## Task details
Each line that holds the word "Airport" should be returned.

## Given data
** BEGIN **
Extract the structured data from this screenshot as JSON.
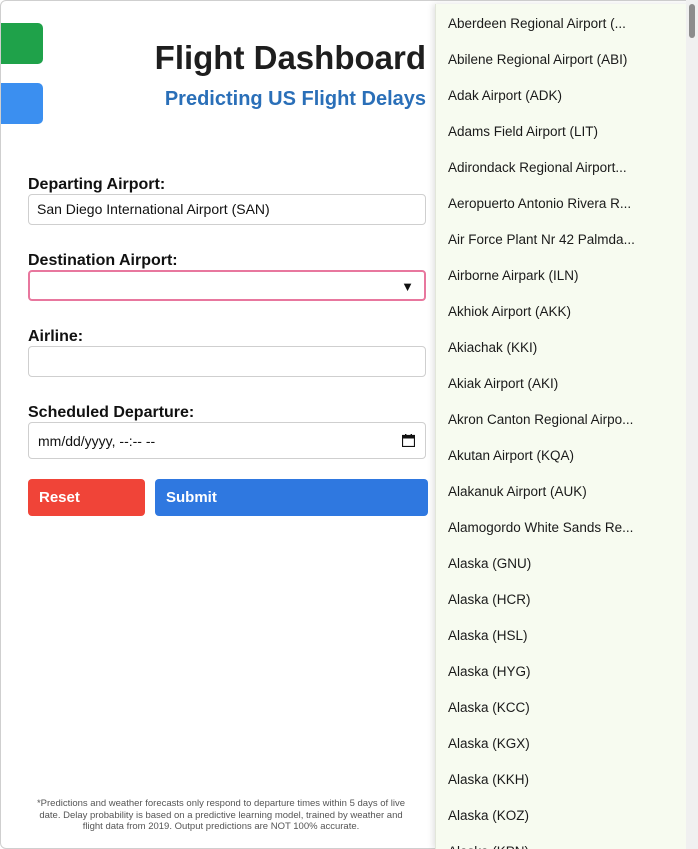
{
  "header": {
    "title": "Flight Dashboard",
    "subtitle": "Predicting US Flight Delays"
  },
  "form": {
    "departing_label": "Departing Airport:",
    "departing_value": "San Diego International Airport (SAN)",
    "destination_label": "Destination Airport:",
    "destination_value": "",
    "airline_label": "Airline:",
    "airline_value": "",
    "departure_label": "Scheduled Departure:",
    "departure_value": "mm/dd/yyyy, --:-- --",
    "reset_label": "Reset",
    "submit_label": "Submit"
  },
  "footer": {
    "note": "*Predictions and weather forecasts only respond to departure times within 5 days of live date. Delay probability is based on a predictive learning model, trained by weather and flight data from 2019. Output predictions are NOT 100% accurate."
  },
  "dropdown": {
    "options": [
      "Aberdeen Regional Airport (...",
      "Abilene Regional Airport (ABI)",
      "Adak Airport (ADK)",
      "Adams Field Airport (LIT)",
      "Adirondack Regional Airport...",
      "Aeropuerto Antonio Rivera R...",
      "Air Force Plant Nr 42 Palmda...",
      "Airborne Airpark (ILN)",
      "Akhiok Airport (AKK)",
      "Akiachak (KKI)",
      "Akiak Airport (AKI)",
      "Akron Canton Regional Airpo...",
      "Akutan Airport (KQA)",
      "Alakanuk Airport (AUK)",
      "Alamogordo White Sands Re...",
      "Alaska (GNU)",
      "Alaska (HCR)",
      "Alaska (HSL)",
      "Alaska (HYG)",
      "Alaska (KCC)",
      "Alaska (KGX)",
      "Alaska (KKH)",
      "Alaska (KOZ)",
      "Alaska (KPN)"
    ]
  },
  "colors": {
    "reset": "#f04438",
    "submit": "#2f78e0",
    "focus_border": "#e8779e",
    "subtitle": "#2a6fb8",
    "dropdown_bg": "#f7fbf0"
  }
}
** END **
## Exercise solution
    "departing_label": "Departing Airport:",
    "departing_value": "San Diego International Airport (SAN)",
    "destination_label": "Destination Airport:",
      "Aberdeen Regional Airport (...",
      "Abilene Regional Airport (ABI)",
      "Adak Airport (ADK)",
      "Adams Field Airport (LIT)",
      "Adirondack Regional Airport...",
      "Akhiok Airport (AKK)",
      "Akiak Airport (AKI)",
      "Akutan Airport (KQA)",
      "Alakanuk Airport (AUK)",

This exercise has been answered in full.